-- Start INFORMATION SHOWN --

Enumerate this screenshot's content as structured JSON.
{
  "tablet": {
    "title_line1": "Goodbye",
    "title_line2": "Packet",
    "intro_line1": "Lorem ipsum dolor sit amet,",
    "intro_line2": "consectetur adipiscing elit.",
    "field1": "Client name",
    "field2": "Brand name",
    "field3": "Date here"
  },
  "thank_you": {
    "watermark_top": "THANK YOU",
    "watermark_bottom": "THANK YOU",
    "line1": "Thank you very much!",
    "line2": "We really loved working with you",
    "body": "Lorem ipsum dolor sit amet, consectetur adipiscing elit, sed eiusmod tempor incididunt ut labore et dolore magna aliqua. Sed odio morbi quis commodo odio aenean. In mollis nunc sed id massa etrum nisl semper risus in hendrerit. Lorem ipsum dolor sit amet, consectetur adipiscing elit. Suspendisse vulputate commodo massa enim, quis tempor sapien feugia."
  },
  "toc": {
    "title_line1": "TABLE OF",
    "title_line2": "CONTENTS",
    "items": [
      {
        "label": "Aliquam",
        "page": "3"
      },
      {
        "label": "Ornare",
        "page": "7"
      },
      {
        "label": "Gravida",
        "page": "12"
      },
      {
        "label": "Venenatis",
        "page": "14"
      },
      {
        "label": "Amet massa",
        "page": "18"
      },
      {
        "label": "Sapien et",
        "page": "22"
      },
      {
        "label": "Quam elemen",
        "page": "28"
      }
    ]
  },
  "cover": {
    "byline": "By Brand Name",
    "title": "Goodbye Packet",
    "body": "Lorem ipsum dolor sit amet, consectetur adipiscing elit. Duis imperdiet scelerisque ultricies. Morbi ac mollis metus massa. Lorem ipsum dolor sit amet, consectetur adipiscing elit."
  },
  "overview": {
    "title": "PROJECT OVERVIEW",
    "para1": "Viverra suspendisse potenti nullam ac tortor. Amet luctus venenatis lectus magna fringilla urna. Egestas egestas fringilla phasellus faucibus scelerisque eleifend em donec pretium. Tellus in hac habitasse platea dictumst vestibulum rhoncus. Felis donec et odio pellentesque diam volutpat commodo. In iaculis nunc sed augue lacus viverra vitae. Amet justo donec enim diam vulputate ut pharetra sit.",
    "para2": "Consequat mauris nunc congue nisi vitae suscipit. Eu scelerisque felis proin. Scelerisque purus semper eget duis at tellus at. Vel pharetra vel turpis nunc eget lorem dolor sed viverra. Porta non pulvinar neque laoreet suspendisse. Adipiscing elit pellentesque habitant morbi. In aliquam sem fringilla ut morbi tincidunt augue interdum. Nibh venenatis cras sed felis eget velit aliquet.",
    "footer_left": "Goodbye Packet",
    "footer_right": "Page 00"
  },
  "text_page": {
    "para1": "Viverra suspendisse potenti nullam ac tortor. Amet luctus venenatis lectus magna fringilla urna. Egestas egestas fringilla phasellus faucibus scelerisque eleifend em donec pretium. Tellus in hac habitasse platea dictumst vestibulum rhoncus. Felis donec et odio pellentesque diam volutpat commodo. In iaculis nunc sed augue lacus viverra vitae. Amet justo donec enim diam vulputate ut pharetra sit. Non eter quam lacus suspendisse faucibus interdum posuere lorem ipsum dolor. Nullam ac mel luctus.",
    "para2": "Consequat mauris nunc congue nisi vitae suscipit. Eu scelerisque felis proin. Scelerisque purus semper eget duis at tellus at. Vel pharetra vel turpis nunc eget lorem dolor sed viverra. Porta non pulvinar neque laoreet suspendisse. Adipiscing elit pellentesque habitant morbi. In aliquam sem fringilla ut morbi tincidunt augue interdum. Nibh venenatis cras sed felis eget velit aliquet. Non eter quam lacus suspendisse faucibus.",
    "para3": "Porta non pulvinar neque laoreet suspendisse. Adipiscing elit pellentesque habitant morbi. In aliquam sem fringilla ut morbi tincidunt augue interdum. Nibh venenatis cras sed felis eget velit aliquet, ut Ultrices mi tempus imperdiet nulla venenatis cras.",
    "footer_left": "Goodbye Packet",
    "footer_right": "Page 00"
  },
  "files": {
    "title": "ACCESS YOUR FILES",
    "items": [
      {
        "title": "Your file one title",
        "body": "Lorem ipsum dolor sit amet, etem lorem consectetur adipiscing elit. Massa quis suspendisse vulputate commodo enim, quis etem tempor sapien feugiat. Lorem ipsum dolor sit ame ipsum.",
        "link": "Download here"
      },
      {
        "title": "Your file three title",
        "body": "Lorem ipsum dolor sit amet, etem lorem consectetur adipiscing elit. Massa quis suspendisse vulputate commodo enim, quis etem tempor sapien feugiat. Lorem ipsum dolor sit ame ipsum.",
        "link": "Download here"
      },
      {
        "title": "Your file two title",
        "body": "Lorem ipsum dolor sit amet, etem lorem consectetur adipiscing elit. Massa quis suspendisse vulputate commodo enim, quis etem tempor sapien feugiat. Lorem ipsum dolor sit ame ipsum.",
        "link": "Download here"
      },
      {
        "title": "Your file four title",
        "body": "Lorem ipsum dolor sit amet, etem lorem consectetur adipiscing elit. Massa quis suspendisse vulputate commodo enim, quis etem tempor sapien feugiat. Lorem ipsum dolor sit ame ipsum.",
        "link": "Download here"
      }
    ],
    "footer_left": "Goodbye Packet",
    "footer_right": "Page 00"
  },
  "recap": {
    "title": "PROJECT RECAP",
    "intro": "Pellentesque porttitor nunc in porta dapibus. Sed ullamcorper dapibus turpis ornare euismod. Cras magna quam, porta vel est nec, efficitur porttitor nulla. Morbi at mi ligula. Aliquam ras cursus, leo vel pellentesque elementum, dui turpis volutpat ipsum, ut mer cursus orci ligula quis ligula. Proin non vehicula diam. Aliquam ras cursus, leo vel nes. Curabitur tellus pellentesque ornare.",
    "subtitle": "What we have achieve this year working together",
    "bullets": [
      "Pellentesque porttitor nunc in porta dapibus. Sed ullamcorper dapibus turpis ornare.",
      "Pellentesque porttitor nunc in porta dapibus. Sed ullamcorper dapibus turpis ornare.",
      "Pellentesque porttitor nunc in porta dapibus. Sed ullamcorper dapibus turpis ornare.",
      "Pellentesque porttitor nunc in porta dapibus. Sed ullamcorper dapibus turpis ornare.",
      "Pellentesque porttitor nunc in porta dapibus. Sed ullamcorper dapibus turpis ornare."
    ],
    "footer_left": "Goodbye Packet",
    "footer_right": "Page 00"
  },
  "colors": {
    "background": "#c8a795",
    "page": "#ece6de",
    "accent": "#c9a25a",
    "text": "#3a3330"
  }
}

-- End INFORMATION SHOWN --

Emit the full listing verbatim.

TASK OUTPUT:
Enumerate this screenshot's content as structured JSON.
{
  "tablet": {
    "title_line1": "Goodbye",
    "title_line2": "Packet",
    "intro_line1": "Lorem ipsum dolor sit amet,",
    "intro_line2": "consectetur adipiscing elit.",
    "field1": "Client name",
    "field2": "Brand name",
    "field3": "Date here"
  },
  "thank_you": {
    "watermark_top": "THANK YOU",
    "watermark_bottom": "THANK YOU",
    "line1": "Thank you very much!",
    "line2": "We really loved working with you",
    "body": "Lorem ipsum dolor sit amet, consectetur adipiscing elit, sed eiusmod tempor incididunt ut labore et dolore magna aliqua. Sed odio morbi quis commodo odio aenean. In mollis nunc sed id massa etrum nisl semper risus in hendrerit. Lorem ipsum dolor sit amet, consectetur adipiscing elit. Suspendisse vulputate commodo massa enim, quis tempor sapien feugia."
  },
  "toc": {
    "title_line1": "TABLE OF",
    "title_line2": "CONTENTS",
    "items": [
      {
        "label": "Aliquam",
        "page": "3"
      },
      {
        "label": "Ornare",
        "page": "7"
      },
      {
        "label": "Gravida",
        "page": "12"
      },
      {
        "label": "Venenatis",
        "page": "14"
      },
      {
        "label": "Amet massa",
        "page": "18"
      },
      {
        "label": "Sapien et",
        "page": "22"
      },
      {
        "label": "Quam elemen",
        "page": "28"
      }
    ]
  },
  "cover": {
    "byline": "By Brand Name",
    "title": "Goodbye Packet",
    "body": "Lorem ipsum dolor sit amet, consectetur adipiscing elit. Duis imperdiet scelerisque ultricies. Morbi ac mollis metus massa. Lorem ipsum dolor sit amet, consectetur adipiscing elit."
  },
  "overview": {
    "title": "PROJECT OVERVIEW",
    "para1": "Viverra suspendisse potenti nullam ac tortor. Amet luctus venenatis lectus magna fringilla urna. Egestas egestas fringilla phasellus faucibus scelerisque eleifend em donec pretium. Tellus in hac habitasse platea dictumst vestibulum rhoncus. Felis donec et odio pellentesque diam volutpat commodo. In iaculis nunc sed augue lacus viverra vitae. Amet justo donec enim diam vulputate ut pharetra sit.",
    "para2": "Consequat mauris nunc congue nisi vitae suscipit. Eu scelerisque felis proin. Scelerisque purus semper eget duis at tellus at. Vel pharetra vel turpis nunc eget lorem dolor sed viverra. Porta non pulvinar neque laoreet suspendisse. Adipiscing elit pellentesque habitant morbi. In aliquam sem fringilla ut morbi tincidunt augue interdum. Nibh venenatis cras sed felis eget velit aliquet.",
    "footer_left": "Goodbye Packet",
    "footer_right": "Page 00"
  },
  "text_page": {
    "para1": "Viverra suspendisse potenti nullam ac tortor. Amet luctus venenatis lectus magna fringilla urna. Egestas egestas fringilla phasellus faucibus scelerisque eleifend em donec pretium. Tellus in hac habitasse platea dictumst vestibulum rhoncus. Felis donec et odio pellentesque diam volutpat commodo. In iaculis nunc sed augue lacus viverra vitae. Amet justo donec enim diam vulputate ut pharetra sit. Non eter quam lacus suspendisse faucibus interdum posuere lorem ipsum dolor. Nullam ac mel luctus.",
    "para2": "Consequat mauris nunc congue nisi vitae suscipit. Eu scelerisque felis proin. Scelerisque purus semper eget duis at tellus at. Vel pharetra vel turpis nunc eget lorem dolor sed viverra. Porta non pulvinar neque laoreet suspendisse. Adipiscing elit pellentesque habitant morbi. In aliquam sem fringilla ut morbi tincidunt augue interdum. Nibh venenatis cras sed felis eget velit aliquet. Non eter quam lacus suspendisse faucibus.",
    "para3": "Porta non pulvinar neque laoreet suspendisse. Adipiscing elit pellentesque habitant morbi. In aliquam sem fringilla ut morbi tincidunt augue interdum. Nibh venenatis cras sed felis eget velit aliquet, ut Ultrices mi tempus imperdiet nulla venenatis cras.",
    "footer_left": "Goodbye Packet",
    "footer_right": "Page 00"
  },
  "files": {
    "title": "ACCESS YOUR FILES",
    "items": [
      {
        "title": "Your file one title",
        "body": "Lorem ipsum dolor sit amet, etem lorem consectetur adipiscing elit. Massa quis suspendisse vulputate commodo enim, quis etem tempor sapien feugiat. Lorem ipsum dolor sit ame ipsum.",
        "link": "Download here"
      },
      {
        "title": "Your file three title",
        "body": "Lorem ipsum dolor sit amet, etem lorem consectetur adipiscing elit. Massa quis suspendisse vulputate commodo enim, quis etem tempor sapien feugiat. Lorem ipsum dolor sit ame ipsum.",
        "link": "Download here"
      },
      {
        "title": "Your file two title",
        "body": "Lorem ipsum dolor sit amet, etem lorem consectetur adipiscing elit. Massa quis suspendisse vulputate commodo enim, quis etem tempor sapien feugiat. Lorem ipsum dolor sit ame ipsum.",
        "link": "Download here"
      },
      {
        "title": "Your file four title",
        "body": "Lorem ipsum dolor sit amet, etem lorem consectetur adipiscing elit. Massa quis suspendisse vulputate commodo enim, quis etem tempor sapien feugiat. Lorem ipsum dolor sit ame ipsum.",
        "link": "Download here"
      }
    ],
    "footer_left": "Goodbye Packet",
    "footer_right": "Page 00"
  },
  "recap": {
    "title": "PROJECT RECAP",
    "intro": "Pellentesque porttitor nunc in porta dapibus. Sed ullamcorper dapibus turpis ornare euismod. Cras magna quam, porta vel est nec, efficitur porttitor nulla. Morbi at mi ligula. Aliquam ras cursus, leo vel pellentesque elementum, dui turpis volutpat ipsum, ut mer cursus orci ligula quis ligula. Proin non vehicula diam. Aliquam ras cursus, leo vel nes. Curabitur tellus pellentesque ornare.",
    "subtitle": "What we have achieve this year working together",
    "bullets": [
      "Pellentesque porttitor nunc in porta dapibus. Sed ullamcorper dapibus turpis ornare.",
      "Pellentesque porttitor nunc in porta dapibus. Sed ullamcorper dapibus turpis ornare.",
      "Pellentesque porttitor nunc in porta dapibus. Sed ullamcorper dapibus turpis ornare.",
      "Pellentesque porttitor nunc in porta dapibus. Sed ullamcorper dapibus turpis ornare.",
      "Pellentesque porttitor nunc in porta dapibus. Sed ullamcorper dapibus turpis ornare."
    ],
    "footer_left": "Goodbye Packet",
    "footer_right": "Page 00"
  },
  "colors": {
    "background": "#c8a795",
    "page": "#ece6de",
    "accent": "#c9a25a",
    "text": "#3a3330"
  }
}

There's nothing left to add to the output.